* Start *

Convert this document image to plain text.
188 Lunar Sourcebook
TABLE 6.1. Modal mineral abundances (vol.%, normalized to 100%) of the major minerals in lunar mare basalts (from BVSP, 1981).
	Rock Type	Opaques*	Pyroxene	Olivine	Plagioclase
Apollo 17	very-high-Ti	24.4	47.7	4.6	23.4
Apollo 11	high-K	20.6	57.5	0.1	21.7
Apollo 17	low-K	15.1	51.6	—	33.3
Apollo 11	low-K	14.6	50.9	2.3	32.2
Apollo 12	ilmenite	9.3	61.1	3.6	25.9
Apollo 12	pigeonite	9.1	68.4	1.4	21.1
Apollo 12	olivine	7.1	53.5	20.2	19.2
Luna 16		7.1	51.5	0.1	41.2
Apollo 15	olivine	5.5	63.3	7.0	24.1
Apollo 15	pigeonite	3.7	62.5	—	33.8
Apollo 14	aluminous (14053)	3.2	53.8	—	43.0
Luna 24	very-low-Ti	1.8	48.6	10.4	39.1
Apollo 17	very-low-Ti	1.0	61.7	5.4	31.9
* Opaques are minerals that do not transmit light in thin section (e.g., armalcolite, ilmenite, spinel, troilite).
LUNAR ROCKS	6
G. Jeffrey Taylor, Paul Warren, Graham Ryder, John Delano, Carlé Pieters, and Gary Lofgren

* End *

● Work to do
Copy out the whole listing exactly.

● Exercise answer
Convert this document image to plain text.
188 Lunar Sourcebook
TABLE 6.1. Modal mineral abundances (vol.%, normalized to 100%) of the major minerals in lunar mare basalts (from BVSP, 1981).
	Rock Type	Opaques*	Pyroxene	Olivine	Plagioclase
Apollo 17	very-high-Ti	24.4	47.7	4.6	23.4
Apollo 11	high-K	20.6	57.5	0.1	21.7
Apollo 17	low-K	15.1	51.6	—	33.3
Apollo 11	low-K	14.6	50.9	2.3	32.2
Apollo 12	ilmenite	9.3	61.1	3.6	25.9
Apollo 12	pigeonite	9.1	68.4	1.4	21.1
Apollo 12	olivine	7.1	53.5	20.2	19.2
Luna 16		7.1	51.5	0.1	41.2
Apollo 15	olivine	5.5	63.3	7.0	24.1
Apollo 15	pigeonite	3.7	62.5	—	33.8
Apollo 14	aluminous (14053)	3.2	53.8	—	43.0
Luna 24	very-low-Ti	1.8	48.6	10.4	39.1
Apollo 17	very-low-Ti	1.0	61.7	5.4	31.9
* Opaques are minerals that do not transmit light in thin section (e.g., armalcolite, ilmenite, spinel, troilite).
LUNAR ROCKS	6
G. Jeffrey Taylor, Paul Warren, Graham Ryder, John Delano, Carlé Pieters, and Gary Lofgren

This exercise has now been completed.